Given problem:
Identify all lines in the data containing the string "JSON". Copy them out.

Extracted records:
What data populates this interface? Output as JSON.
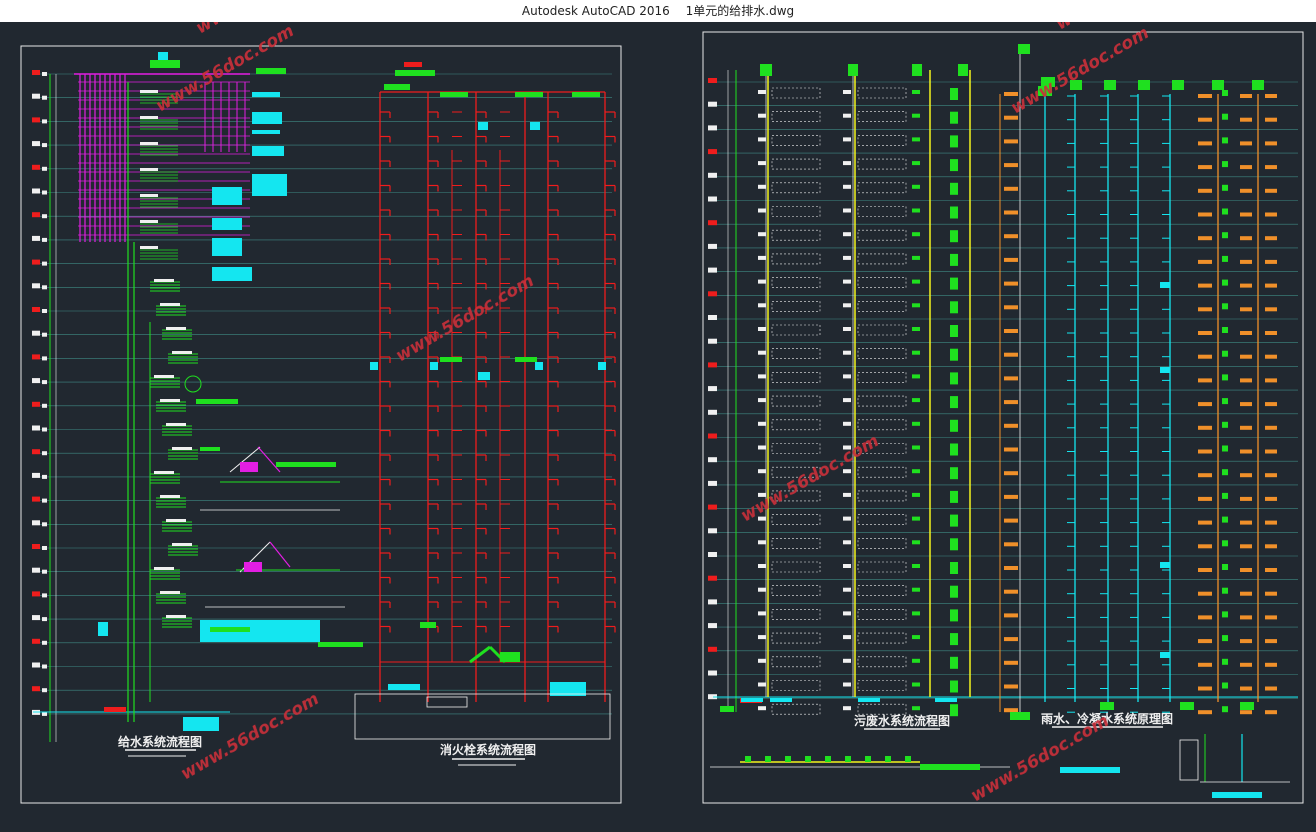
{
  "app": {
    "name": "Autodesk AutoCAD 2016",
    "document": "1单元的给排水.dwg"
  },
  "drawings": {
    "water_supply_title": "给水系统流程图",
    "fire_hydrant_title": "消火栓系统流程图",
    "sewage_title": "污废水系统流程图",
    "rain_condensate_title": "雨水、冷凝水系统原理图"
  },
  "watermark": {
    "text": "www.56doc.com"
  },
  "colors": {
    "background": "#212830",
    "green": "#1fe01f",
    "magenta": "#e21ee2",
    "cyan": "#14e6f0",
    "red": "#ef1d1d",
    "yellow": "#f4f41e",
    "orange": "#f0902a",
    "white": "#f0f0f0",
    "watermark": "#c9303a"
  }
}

--

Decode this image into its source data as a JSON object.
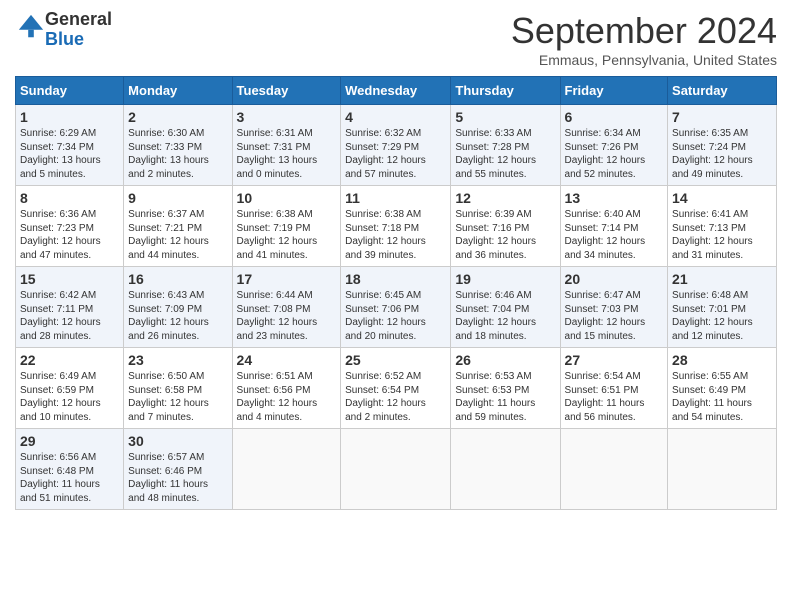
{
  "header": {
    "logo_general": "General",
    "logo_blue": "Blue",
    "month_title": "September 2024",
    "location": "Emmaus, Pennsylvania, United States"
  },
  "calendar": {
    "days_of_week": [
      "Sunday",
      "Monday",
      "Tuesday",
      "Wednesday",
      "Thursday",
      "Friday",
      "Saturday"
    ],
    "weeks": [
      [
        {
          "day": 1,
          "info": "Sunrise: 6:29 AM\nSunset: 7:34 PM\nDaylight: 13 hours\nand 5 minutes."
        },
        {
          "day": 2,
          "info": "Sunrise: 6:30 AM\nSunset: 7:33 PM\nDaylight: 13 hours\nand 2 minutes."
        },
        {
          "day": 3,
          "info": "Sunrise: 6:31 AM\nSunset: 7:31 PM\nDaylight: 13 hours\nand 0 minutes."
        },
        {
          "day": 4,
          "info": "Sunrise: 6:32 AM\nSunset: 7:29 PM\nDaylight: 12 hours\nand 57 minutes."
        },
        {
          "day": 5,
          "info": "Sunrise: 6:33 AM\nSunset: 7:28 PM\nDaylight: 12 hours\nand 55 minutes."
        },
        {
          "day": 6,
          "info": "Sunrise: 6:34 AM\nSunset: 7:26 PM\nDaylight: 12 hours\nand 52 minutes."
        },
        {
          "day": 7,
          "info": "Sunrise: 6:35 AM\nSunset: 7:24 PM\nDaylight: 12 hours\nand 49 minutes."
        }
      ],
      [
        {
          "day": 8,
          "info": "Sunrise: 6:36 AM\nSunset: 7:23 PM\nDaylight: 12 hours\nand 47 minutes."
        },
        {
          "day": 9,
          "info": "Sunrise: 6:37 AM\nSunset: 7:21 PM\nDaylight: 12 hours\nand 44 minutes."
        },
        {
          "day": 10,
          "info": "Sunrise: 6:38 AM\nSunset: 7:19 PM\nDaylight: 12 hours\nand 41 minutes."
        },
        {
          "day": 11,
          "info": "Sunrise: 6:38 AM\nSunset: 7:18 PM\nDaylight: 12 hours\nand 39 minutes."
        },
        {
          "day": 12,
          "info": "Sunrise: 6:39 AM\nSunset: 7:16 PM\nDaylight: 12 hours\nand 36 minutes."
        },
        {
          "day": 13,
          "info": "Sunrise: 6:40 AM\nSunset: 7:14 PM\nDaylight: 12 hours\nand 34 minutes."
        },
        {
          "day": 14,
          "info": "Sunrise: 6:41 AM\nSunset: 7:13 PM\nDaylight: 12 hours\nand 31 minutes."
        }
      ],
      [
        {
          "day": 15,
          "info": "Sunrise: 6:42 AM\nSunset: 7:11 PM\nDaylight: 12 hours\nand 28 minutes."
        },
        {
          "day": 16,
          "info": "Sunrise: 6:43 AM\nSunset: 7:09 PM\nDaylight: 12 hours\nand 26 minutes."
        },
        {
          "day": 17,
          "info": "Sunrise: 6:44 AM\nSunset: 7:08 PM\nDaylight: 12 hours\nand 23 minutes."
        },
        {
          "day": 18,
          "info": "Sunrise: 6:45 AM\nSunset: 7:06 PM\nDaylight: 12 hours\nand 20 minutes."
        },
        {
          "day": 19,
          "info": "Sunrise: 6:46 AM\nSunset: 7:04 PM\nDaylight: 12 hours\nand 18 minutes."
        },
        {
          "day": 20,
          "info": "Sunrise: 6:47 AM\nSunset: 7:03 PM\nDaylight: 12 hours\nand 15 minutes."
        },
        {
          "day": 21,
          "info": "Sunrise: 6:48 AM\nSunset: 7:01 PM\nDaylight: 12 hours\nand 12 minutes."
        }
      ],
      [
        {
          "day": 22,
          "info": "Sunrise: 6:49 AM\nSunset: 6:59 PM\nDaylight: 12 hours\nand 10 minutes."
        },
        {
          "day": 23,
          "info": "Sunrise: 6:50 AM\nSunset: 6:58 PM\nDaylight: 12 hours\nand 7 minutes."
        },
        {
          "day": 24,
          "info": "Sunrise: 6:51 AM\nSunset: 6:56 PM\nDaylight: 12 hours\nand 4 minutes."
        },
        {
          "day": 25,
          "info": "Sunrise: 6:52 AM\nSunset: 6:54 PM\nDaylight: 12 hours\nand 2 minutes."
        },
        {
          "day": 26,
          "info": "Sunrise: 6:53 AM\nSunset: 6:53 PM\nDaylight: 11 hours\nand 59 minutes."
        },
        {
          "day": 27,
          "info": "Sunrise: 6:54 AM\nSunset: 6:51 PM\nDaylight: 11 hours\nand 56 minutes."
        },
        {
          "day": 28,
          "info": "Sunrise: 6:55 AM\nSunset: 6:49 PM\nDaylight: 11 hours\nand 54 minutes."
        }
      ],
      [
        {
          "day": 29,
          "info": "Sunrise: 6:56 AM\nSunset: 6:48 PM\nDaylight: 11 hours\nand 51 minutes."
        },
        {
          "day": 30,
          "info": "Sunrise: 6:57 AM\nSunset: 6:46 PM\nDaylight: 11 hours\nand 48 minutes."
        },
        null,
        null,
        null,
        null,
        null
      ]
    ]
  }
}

Output below:
What data populates this interface? Output as JSON.
Decode this image into its source data as a JSON object.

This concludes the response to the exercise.